Collected data:

===============

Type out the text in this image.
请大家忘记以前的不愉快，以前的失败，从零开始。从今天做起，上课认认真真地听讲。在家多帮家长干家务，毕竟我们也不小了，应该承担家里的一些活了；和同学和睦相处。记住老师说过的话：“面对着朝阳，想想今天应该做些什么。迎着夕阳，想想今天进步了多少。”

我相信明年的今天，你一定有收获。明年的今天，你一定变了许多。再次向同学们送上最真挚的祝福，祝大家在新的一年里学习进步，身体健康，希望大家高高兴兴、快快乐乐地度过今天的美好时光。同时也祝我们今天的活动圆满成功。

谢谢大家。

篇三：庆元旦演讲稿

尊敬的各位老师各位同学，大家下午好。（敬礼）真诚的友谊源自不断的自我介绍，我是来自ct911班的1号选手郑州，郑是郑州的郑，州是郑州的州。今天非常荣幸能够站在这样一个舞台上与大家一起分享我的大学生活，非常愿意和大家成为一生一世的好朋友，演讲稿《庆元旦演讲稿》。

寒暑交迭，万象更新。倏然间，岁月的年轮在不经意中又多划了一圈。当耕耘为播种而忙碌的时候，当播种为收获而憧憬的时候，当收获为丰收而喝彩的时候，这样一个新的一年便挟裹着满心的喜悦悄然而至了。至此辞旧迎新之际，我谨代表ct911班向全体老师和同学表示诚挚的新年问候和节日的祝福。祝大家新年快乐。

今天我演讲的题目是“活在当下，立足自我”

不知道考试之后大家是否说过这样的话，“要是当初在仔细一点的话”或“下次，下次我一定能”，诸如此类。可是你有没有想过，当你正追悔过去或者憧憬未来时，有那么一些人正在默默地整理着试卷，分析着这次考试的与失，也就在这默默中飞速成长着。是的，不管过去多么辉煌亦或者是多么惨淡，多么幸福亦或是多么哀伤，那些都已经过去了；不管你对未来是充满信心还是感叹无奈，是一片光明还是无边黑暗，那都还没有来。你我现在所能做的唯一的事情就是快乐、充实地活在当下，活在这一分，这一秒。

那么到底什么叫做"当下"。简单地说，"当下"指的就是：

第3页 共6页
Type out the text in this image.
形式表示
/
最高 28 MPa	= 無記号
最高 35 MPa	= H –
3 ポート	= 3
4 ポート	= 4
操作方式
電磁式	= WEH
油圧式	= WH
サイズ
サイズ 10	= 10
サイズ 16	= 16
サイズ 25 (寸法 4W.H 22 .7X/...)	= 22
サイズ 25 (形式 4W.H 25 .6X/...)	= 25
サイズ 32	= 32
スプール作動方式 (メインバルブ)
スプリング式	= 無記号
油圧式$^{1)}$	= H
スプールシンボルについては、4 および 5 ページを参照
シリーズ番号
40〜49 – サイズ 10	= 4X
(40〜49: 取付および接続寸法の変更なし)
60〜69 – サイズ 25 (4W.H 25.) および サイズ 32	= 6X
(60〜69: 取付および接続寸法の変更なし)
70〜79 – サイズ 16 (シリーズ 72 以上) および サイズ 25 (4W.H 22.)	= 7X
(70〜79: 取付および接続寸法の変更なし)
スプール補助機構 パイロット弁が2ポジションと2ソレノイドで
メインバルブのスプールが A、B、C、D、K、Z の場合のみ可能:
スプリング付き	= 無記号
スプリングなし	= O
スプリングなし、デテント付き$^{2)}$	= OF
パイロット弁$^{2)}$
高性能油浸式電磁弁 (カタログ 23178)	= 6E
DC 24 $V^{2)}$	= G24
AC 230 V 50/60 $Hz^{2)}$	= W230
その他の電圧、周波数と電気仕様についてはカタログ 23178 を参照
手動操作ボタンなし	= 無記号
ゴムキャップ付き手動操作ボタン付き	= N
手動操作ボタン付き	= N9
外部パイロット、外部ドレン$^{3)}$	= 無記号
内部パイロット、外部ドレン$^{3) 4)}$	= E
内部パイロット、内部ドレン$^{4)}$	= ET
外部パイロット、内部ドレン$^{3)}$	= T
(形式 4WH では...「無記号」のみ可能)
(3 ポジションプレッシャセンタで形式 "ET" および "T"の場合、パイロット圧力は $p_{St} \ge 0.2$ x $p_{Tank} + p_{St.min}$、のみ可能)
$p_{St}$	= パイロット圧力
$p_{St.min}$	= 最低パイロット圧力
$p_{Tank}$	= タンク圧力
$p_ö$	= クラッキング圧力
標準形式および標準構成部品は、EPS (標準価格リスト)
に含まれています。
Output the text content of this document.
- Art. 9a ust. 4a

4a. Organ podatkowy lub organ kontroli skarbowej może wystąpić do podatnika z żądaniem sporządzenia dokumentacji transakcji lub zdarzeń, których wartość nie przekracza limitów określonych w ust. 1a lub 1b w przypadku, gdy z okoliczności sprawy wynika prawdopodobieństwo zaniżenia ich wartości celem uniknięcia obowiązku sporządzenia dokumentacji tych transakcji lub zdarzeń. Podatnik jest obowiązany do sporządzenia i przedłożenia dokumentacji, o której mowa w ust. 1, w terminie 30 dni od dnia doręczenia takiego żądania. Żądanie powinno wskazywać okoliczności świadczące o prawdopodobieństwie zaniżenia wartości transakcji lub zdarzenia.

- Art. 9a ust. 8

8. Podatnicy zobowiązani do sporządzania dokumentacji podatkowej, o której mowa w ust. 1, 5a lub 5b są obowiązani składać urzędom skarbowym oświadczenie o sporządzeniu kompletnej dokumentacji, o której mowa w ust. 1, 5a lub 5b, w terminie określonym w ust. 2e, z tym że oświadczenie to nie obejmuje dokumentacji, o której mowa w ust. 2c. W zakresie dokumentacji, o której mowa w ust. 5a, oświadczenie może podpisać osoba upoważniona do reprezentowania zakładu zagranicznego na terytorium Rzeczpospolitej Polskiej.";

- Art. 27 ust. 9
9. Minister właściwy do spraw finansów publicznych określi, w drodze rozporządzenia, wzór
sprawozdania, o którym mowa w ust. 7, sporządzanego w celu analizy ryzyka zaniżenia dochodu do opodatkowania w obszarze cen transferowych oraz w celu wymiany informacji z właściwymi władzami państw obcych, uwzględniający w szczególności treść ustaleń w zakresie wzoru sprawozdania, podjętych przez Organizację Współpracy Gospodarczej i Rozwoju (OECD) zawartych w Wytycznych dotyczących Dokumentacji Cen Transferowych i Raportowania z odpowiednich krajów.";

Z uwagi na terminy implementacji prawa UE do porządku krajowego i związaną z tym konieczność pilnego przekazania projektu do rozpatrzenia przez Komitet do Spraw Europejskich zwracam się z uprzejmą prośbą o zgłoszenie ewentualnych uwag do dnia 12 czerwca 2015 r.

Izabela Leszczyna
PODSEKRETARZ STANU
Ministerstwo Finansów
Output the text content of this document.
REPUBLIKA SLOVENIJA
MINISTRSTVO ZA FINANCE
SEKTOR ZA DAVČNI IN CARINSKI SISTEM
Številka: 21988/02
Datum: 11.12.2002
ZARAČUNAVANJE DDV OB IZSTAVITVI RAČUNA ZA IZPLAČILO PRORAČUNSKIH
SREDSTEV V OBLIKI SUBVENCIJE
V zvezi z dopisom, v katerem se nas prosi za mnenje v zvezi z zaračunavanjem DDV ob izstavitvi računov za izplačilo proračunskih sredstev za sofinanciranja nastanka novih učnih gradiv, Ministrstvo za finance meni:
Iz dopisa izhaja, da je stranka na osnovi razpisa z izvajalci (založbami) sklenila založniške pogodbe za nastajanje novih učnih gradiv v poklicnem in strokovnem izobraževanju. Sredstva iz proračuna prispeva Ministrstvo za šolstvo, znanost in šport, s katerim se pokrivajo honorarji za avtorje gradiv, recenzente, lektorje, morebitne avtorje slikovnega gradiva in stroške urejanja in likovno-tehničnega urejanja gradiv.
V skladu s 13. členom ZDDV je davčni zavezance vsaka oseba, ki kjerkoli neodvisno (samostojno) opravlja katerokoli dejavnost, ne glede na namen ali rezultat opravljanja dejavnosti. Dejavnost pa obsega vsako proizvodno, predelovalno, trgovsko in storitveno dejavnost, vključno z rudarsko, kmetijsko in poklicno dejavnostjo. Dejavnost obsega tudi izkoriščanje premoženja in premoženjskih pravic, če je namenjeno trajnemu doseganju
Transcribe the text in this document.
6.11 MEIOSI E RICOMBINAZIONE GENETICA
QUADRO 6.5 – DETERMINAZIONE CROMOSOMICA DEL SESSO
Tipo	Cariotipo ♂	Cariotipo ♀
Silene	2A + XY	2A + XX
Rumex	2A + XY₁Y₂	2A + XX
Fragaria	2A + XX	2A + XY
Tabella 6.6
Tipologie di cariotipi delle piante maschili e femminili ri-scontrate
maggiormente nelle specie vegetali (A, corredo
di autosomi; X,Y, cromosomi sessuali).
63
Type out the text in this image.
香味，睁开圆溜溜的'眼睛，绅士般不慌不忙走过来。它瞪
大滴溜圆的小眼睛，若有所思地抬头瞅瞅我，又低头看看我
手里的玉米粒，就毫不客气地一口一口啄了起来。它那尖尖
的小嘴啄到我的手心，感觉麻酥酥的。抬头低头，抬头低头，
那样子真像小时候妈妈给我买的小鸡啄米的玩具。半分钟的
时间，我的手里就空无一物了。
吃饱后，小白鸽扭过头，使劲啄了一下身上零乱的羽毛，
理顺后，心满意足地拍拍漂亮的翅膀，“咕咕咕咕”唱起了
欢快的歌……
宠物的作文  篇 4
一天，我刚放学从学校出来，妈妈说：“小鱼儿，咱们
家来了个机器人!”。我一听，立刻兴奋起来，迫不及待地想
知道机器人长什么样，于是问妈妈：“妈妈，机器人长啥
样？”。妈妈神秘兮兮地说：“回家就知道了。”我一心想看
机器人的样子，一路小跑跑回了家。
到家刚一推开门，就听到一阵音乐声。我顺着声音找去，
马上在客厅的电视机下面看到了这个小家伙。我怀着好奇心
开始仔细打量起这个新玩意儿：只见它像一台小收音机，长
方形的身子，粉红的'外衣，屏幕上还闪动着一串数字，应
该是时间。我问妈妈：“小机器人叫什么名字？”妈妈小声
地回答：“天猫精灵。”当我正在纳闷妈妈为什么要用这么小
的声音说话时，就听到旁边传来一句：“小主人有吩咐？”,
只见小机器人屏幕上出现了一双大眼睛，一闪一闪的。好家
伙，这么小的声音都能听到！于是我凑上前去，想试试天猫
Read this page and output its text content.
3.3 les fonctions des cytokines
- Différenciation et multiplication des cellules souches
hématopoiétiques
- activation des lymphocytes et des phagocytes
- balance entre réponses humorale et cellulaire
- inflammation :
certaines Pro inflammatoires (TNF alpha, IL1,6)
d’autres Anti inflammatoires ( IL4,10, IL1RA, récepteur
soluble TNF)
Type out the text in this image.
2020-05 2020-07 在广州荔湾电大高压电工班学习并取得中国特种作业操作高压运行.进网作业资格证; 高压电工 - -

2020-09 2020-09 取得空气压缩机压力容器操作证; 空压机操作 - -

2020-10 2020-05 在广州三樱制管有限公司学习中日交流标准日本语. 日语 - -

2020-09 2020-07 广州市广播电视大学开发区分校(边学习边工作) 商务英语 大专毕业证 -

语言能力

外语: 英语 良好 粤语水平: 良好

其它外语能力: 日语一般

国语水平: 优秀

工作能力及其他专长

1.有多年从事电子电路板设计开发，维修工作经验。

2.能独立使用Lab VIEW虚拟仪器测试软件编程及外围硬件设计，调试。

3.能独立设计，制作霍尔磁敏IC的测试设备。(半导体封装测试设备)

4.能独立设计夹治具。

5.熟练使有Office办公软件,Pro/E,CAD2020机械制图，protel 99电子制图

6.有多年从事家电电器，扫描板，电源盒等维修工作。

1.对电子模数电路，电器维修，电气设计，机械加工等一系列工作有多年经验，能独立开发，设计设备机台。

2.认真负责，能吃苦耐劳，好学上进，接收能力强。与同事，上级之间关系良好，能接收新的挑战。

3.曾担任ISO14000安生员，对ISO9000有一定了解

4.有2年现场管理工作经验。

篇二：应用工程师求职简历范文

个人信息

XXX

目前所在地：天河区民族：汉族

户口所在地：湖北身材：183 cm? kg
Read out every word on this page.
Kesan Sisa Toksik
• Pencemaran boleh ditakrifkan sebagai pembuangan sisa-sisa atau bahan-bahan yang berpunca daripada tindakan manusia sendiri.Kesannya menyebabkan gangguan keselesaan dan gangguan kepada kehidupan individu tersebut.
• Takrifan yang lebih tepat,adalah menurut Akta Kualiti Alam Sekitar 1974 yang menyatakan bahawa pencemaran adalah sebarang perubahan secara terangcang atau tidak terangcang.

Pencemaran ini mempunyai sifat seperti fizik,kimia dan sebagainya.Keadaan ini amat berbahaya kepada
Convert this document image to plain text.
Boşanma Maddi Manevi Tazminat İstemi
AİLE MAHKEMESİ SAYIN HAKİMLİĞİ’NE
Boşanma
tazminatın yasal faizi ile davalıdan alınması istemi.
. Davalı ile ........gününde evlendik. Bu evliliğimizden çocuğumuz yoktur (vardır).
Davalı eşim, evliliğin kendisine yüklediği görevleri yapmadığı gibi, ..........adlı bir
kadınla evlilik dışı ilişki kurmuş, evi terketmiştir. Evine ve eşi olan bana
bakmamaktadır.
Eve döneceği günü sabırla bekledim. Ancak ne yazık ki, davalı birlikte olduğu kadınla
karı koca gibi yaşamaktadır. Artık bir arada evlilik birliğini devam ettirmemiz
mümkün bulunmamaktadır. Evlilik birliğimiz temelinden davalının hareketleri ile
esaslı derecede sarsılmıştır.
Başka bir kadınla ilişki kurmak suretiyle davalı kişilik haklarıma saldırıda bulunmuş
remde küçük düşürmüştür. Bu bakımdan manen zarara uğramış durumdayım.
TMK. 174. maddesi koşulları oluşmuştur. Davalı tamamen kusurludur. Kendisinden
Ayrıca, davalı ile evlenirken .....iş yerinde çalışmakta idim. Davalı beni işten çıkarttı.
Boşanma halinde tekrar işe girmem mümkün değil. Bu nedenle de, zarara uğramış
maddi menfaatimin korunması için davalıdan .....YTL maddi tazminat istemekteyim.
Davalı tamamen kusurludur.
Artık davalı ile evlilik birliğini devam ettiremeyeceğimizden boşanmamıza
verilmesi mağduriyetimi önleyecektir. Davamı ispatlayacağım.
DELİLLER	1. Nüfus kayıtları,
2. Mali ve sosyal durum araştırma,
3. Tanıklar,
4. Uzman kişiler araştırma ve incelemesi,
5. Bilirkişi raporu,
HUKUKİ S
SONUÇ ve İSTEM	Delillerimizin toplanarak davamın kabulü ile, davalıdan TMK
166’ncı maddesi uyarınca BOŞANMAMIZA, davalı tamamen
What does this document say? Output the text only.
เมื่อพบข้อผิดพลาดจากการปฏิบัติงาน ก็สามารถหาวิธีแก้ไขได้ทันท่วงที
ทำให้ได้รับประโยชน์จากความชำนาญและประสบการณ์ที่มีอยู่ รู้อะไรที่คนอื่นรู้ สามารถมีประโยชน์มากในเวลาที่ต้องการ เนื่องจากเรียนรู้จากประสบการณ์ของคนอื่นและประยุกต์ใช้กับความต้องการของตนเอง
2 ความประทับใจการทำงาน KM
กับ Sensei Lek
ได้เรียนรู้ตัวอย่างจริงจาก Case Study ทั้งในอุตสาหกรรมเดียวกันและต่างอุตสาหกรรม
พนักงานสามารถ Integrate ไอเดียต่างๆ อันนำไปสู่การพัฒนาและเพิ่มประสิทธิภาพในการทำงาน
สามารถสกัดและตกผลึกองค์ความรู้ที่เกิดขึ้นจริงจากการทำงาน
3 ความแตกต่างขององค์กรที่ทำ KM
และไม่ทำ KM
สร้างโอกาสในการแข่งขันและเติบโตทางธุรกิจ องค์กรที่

===============

--- The exercise ---
Using the data above, copy each line that contains "birliğini".

--- The answer ---
karı koca gibi yaşamaktadır. Artık bir arada evlilik birliğini devam ettirmemiz
Artık davalı ile evlilik birliğini devam ettiremeyeceğimizden boşanmamıza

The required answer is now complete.